Information shown »
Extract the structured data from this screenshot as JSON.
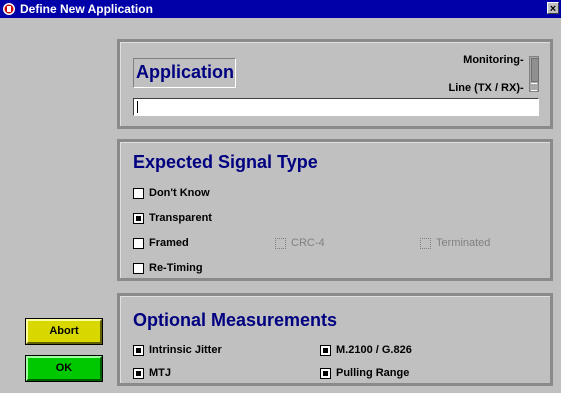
{
  "window": {
    "title": "Define New Application",
    "close_glyph": "×"
  },
  "application": {
    "heading": "Application",
    "monitoring_label": "Monitoring",
    "line_label": "Line (TX / RX)",
    "name_value": ""
  },
  "signal_type": {
    "heading": "Expected Signal Type",
    "options": [
      {
        "label": "Don't Know",
        "checked": false
      },
      {
        "label": "Transparent",
        "checked": true
      },
      {
        "label": "Framed",
        "checked": false
      },
      {
        "label": "Re-Timing",
        "checked": false
      }
    ],
    "crc4": {
      "label": "CRC-4",
      "enabled": false
    },
    "terminated": {
      "label": "Terminated",
      "enabled": false
    }
  },
  "optional": {
    "heading": "Optional Measurements",
    "items": [
      {
        "label": "Intrinsic Jitter",
        "checked": true
      },
      {
        "label": "M.2100 / G.826",
        "checked": true
      },
      {
        "label": "MTJ",
        "checked": true
      },
      {
        "label": "Pulling Range",
        "checked": true
      }
    ]
  },
  "buttons": {
    "abort": "Abort",
    "ok": "OK"
  },
  "colors": {
    "titlebar": "#0000a8",
    "heading": "#000080",
    "abort": "#d8d800",
    "ok": "#00c800",
    "background": "#c0c0c0"
  }
}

What is needed »
Extract all the entries word for word; omit any pictures.

Exercise result »
Extract the structured data from this screenshot as JSON.
{
  "window": {
    "title": "Define New Application",
    "close_glyph": "×"
  },
  "application": {
    "heading": "Application",
    "monitoring_label": "Monitoring",
    "line_label": "Line (TX / RX)",
    "name_value": ""
  },
  "signal_type": {
    "heading": "Expected Signal Type",
    "options": [
      {
        "label": "Don't Know",
        "checked": false
      },
      {
        "label": "Transparent",
        "checked": true
      },
      {
        "label": "Framed",
        "checked": false
      },
      {
        "label": "Re-Timing",
        "checked": false
      }
    ],
    "crc4": {
      "label": "CRC-4",
      "enabled": false
    },
    "terminated": {
      "label": "Terminated",
      "enabled": false
    }
  },
  "optional": {
    "heading": "Optional Measurements",
    "items": [
      {
        "label": "Intrinsic Jitter",
        "checked": true
      },
      {
        "label": "M.2100 / G.826",
        "checked": true
      },
      {
        "label": "MTJ",
        "checked": true
      },
      {
        "label": "Pulling Range",
        "checked": true
      }
    ]
  },
  "buttons": {
    "abort": "Abort",
    "ok": "OK"
  },
  "colors": {
    "titlebar": "#0000a8",
    "heading": "#000080",
    "abort": "#d8d800",
    "ok": "#00c800",
    "background": "#c0c0c0"
  }
}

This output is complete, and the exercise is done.